● **Aufgabe**
Schreiben Sie die folgenden Daten vollständig und Zeile für Zeile unverändert ab.

(Daten zu Bereichsgrenzen)
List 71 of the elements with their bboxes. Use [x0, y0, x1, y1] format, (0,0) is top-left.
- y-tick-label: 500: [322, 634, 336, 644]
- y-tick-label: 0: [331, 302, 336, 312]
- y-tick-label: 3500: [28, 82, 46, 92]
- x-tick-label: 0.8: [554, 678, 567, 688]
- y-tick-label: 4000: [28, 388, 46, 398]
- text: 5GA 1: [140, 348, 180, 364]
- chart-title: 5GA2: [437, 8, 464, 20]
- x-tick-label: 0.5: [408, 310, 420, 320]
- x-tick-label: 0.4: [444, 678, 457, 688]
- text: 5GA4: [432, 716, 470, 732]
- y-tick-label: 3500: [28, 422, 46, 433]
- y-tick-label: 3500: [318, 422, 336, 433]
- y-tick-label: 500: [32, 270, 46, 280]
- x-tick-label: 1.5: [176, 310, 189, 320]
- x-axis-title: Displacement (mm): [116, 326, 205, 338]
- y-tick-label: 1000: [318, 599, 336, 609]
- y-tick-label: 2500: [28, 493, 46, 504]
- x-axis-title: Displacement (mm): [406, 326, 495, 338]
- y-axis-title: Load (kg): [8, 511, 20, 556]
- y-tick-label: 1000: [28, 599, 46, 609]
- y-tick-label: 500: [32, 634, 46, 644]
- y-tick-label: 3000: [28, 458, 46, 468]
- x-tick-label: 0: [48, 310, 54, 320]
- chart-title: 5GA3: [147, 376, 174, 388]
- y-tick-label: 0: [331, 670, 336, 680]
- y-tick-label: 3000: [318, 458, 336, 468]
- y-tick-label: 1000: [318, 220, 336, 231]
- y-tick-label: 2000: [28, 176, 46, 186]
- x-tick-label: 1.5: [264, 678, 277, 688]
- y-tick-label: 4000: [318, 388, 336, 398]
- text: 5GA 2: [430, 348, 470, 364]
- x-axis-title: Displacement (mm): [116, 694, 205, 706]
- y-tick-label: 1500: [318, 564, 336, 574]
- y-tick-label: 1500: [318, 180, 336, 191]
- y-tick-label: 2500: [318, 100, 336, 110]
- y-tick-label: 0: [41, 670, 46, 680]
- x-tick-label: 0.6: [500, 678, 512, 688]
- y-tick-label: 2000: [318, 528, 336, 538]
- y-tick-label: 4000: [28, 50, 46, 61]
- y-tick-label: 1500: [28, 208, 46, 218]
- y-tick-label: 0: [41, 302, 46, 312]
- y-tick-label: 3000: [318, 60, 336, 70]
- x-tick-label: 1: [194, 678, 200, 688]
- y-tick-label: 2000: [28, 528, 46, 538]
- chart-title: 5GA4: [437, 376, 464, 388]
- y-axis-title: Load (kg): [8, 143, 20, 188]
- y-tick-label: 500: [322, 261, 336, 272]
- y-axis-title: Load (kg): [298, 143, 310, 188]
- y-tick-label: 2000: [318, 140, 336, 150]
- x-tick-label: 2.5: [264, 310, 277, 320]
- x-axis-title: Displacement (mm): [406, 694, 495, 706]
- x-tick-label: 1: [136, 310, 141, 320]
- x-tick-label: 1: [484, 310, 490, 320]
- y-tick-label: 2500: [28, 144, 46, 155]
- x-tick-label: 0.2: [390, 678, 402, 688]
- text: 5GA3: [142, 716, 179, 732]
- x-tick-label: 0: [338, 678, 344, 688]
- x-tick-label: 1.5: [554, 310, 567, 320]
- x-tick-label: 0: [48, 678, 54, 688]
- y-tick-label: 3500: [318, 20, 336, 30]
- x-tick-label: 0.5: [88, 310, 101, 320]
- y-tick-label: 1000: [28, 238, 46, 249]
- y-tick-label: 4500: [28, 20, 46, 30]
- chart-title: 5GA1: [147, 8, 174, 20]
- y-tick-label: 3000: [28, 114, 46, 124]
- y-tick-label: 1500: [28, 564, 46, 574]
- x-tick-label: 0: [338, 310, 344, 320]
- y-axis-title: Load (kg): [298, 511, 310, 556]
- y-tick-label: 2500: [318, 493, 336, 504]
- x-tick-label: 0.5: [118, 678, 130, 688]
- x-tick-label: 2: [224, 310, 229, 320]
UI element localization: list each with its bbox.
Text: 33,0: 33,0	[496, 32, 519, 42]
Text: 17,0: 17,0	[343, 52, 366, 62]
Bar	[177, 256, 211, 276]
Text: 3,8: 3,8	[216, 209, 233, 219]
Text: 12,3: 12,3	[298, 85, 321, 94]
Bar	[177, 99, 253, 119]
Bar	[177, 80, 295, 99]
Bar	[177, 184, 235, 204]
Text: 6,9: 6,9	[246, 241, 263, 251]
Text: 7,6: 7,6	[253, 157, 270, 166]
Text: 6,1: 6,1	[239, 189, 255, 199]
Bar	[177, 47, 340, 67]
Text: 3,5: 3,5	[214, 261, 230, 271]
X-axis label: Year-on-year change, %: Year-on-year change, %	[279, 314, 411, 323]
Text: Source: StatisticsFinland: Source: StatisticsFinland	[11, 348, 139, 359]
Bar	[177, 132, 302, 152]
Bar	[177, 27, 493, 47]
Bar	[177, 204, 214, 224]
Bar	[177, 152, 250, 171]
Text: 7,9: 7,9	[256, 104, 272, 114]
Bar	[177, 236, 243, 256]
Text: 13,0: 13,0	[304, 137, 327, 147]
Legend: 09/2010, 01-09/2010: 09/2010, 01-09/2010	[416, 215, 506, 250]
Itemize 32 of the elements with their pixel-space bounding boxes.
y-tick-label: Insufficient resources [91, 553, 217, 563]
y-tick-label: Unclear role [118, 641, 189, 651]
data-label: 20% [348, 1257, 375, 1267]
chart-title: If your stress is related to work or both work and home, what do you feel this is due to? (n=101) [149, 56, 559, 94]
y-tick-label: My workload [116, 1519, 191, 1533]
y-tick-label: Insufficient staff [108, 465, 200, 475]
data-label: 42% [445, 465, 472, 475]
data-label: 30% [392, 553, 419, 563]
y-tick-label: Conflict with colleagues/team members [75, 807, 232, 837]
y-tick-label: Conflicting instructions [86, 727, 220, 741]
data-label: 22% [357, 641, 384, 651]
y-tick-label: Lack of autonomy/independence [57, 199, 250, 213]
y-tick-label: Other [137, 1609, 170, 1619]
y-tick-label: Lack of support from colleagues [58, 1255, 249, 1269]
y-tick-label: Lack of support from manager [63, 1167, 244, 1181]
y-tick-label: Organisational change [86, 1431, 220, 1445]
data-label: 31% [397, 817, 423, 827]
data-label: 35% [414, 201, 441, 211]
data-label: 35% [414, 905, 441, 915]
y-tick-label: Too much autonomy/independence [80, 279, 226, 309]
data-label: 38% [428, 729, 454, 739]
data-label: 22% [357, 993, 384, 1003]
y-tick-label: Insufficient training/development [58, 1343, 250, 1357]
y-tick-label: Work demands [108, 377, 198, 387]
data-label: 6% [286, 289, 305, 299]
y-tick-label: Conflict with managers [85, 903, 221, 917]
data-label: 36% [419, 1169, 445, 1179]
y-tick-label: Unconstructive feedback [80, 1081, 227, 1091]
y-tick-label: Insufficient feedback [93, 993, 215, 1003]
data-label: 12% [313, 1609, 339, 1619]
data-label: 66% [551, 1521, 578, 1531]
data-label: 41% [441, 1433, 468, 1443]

● **Ergebnis**
List 71 of the elements with their bboxes. Use [x0, y0, x1, y1] format, (0,0) is top-left.
- y-tick-label: 500: [322, 634, 336, 644]
- y-tick-label: 0: [331, 302, 336, 312]
- y-tick-label: 3500: [28, 82, 46, 92]
- x-tick-label: 0.8: [554, 678, 567, 688]
- y-tick-label: 4000: [28, 388, 46, 398]
- text: 5GA 1: [140, 348, 180, 364]
- chart-title: 5GA2: [437, 8, 464, 20]
- x-tick-label: 0.5: [408, 310, 420, 320]
- x-tick-label: 0.4: [444, 678, 457, 688]
- text: 5GA4: [432, 716, 470, 732]
- y-tick-label: 3500: [28, 422, 46, 433]
- y-tick-label: 3500: [318, 422, 336, 433]
- y-tick-label: 500: [32, 270, 46, 280]
- x-tick-label: 1.5: [176, 310, 189, 320]
- x-axis-title: Displacement (mm): [116, 326, 205, 338]
- y-tick-label: 1000: [318, 599, 336, 609]
- y-tick-label: 2500: [28, 493, 46, 504]
- x-axis-title: Displacement (mm): [406, 326, 495, 338]
- y-axis-title: Load (kg): [8, 511, 20, 556]
- y-tick-label: 1000: [28, 599, 46, 609]
- y-tick-label: 500: [32, 634, 46, 644]
- y-tick-label: 3000: [28, 458, 46, 468]
- x-tick-label: 0: [48, 310, 54, 320]
- chart-title: 5GA3: [147, 376, 174, 388]
- y-tick-label: 0: [331, 670, 336, 680]
- y-tick-label: 3000: [318, 458, 336, 468]
- y-tick-label: 1000: [318, 220, 336, 231]
- y-tick-label: 2000: [28, 176, 46, 186]
- x-tick-label: 1.5: [264, 678, 277, 688]
- y-tick-label: 4000: [318, 388, 336, 398]
- text: 5GA 2: [430, 348, 470, 364]
- x-axis-title: Displacement (mm): [116, 694, 205, 706]
- y-tick-label: 1500: [318, 564, 336, 574]
- y-tick-label: 1500: [318, 180, 336, 191]
- y-tick-label: 2500: [318, 100, 336, 110]
- y-tick-label: 0: [41, 670, 46, 680]
- x-tick-label: 0.6: [500, 678, 512, 688]
- y-tick-label: 2000: [318, 528, 336, 538]
- y-tick-label: 4000: [28, 50, 46, 61]
- y-tick-label: 1500: [28, 208, 46, 218]
- y-tick-label: 0: [41, 302, 46, 312]
- y-tick-label: 3000: [318, 60, 336, 70]
- x-tick-label: 1: [194, 678, 200, 688]
- y-tick-label: 2000: [28, 528, 46, 538]
- chart-title: 5GA4: [437, 376, 464, 388]
- y-axis-title: Load (kg): [8, 143, 20, 188]
- y-tick-label: 500: [322, 261, 336, 272]
- y-axis-title: Load (kg): [298, 143, 310, 188]
- y-tick-label: 2000: [318, 140, 336, 150]
- x-tick-label: 2.5: [264, 310, 277, 320]
- x-axis-title: Displacement (mm): [406, 694, 495, 706]
- x-tick-label: 1: [136, 310, 141, 320]
- x-tick-label: 1: [484, 310, 490, 320]
- y-tick-label: 2500: [28, 144, 46, 155]
- x-tick-label: 0.2: [390, 678, 402, 688]
- text: 5GA3: [142, 716, 179, 732]
- x-tick-label: 0: [338, 678, 344, 688]
- x-tick-label: 1.5: [554, 310, 567, 320]
- x-tick-label: 0: [48, 678, 54, 688]
- y-tick-label: 3500: [318, 20, 336, 30]
- x-tick-label: 0.5: [88, 310, 101, 320]
- y-tick-label: 1000: [28, 238, 46, 249]
- y-tick-label: 4500: [28, 20, 46, 30]
- chart-title: 5GA1: [147, 8, 174, 20]
- y-tick-label: 3000: [28, 114, 46, 124]
- y-tick-label: 1500: [28, 564, 46, 574]
- x-tick-label: 0: [338, 310, 344, 320]
- y-axis-title: Load (kg): [298, 511, 310, 556]
- y-tick-label: 2500: [318, 493, 336, 504]
- x-tick-label: 0.5: [118, 678, 130, 688]
- x-tick-label: 2: [224, 310, 229, 320]
UI element localization: list each with its bbox.
Text: 33,0: 33,0	[496, 32, 519, 42]
Text: 17,0: 17,0	[343, 52, 366, 62]
Bar	[177, 256, 211, 276]
Text: 3,8: 3,8	[216, 209, 233, 219]
Text: 12,3: 12,3	[298, 85, 321, 94]
Bar	[177, 99, 253, 119]
Bar	[177, 80, 295, 99]
Bar	[177, 184, 235, 204]
Text: 6,9: 6,9	[246, 241, 263, 251]
Text: 7,6: 7,6	[253, 157, 270, 166]
Text: 6,1: 6,1	[239, 189, 255, 199]
Bar	[177, 47, 340, 67]
Text: 3,5: 3,5	[214, 261, 230, 271]
X-axis label: Year-on-year change, %: Year-on-year change, %	[279, 314, 411, 323]
Text: Source: StatisticsFinland: Source: StatisticsFinland	[11, 348, 139, 359]
Bar	[177, 132, 302, 152]
Bar	[177, 27, 493, 47]
Bar	[177, 204, 214, 224]
Bar	[177, 152, 250, 171]
Text: 7,9: 7,9	[256, 104, 272, 114]
Bar	[177, 236, 243, 256]
Text: 13,0: 13,0	[304, 137, 327, 147]
Legend: 09/2010, 01-09/2010: 09/2010, 01-09/2010	[416, 215, 506, 250]
Itemize 32 of the elements with their pixel-space bounding boxes.
y-tick-label: Insufficient resources [91, 553, 217, 563]
y-tick-label: Unclear role [118, 641, 189, 651]
data-label: 20% [348, 1257, 375, 1267]
chart-title: If your stress is related to work or both work and home, what do you feel this is due to? (n=101) [149, 56, 559, 94]
y-tick-label: My workload [116, 1519, 191, 1533]
y-tick-label: Insufficient staff [108, 465, 200, 475]
data-label: 42% [445, 465, 472, 475]
data-label: 30% [392, 553, 419, 563]
y-tick-label: Conflict with colleagues/team members [75, 807, 232, 837]
y-tick-label: Conflicting instructions [86, 727, 220, 741]
data-label: 22% [357, 641, 384, 651]
y-tick-label: Lack of autonomy/independence [57, 199, 250, 213]
y-tick-label: Other [137, 1609, 170, 1619]
y-tick-label: Lack of support from colleagues [58, 1255, 249, 1269]
y-tick-label: Lack of support from manager [63, 1167, 244, 1181]
y-tick-label: Organisational change [86, 1431, 220, 1445]
data-label: 31% [397, 817, 423, 827]
data-label: 35% [414, 201, 441, 211]
data-label: 35% [414, 905, 441, 915]
y-tick-label: Too much autonomy/independence [80, 279, 226, 309]
data-label: 38% [428, 729, 454, 739]
data-label: 22% [357, 993, 384, 1003]
y-tick-label: Insufficient training/development [58, 1343, 250, 1357]
y-tick-label: Work demands [108, 377, 198, 387]
data-label: 6% [286, 289, 305, 299]
y-tick-label: Conflict with managers [85, 903, 221, 917]
data-label: 36% [419, 1169, 445, 1179]
y-tick-label: Unconstructive feedback [80, 1081, 227, 1091]
y-tick-label: Insufficient feedback [93, 993, 215, 1003]
data-label: 12% [313, 1609, 339, 1619]
data-label: 66% [551, 1521, 578, 1531]
data-label: 41% [441, 1433, 468, 1443]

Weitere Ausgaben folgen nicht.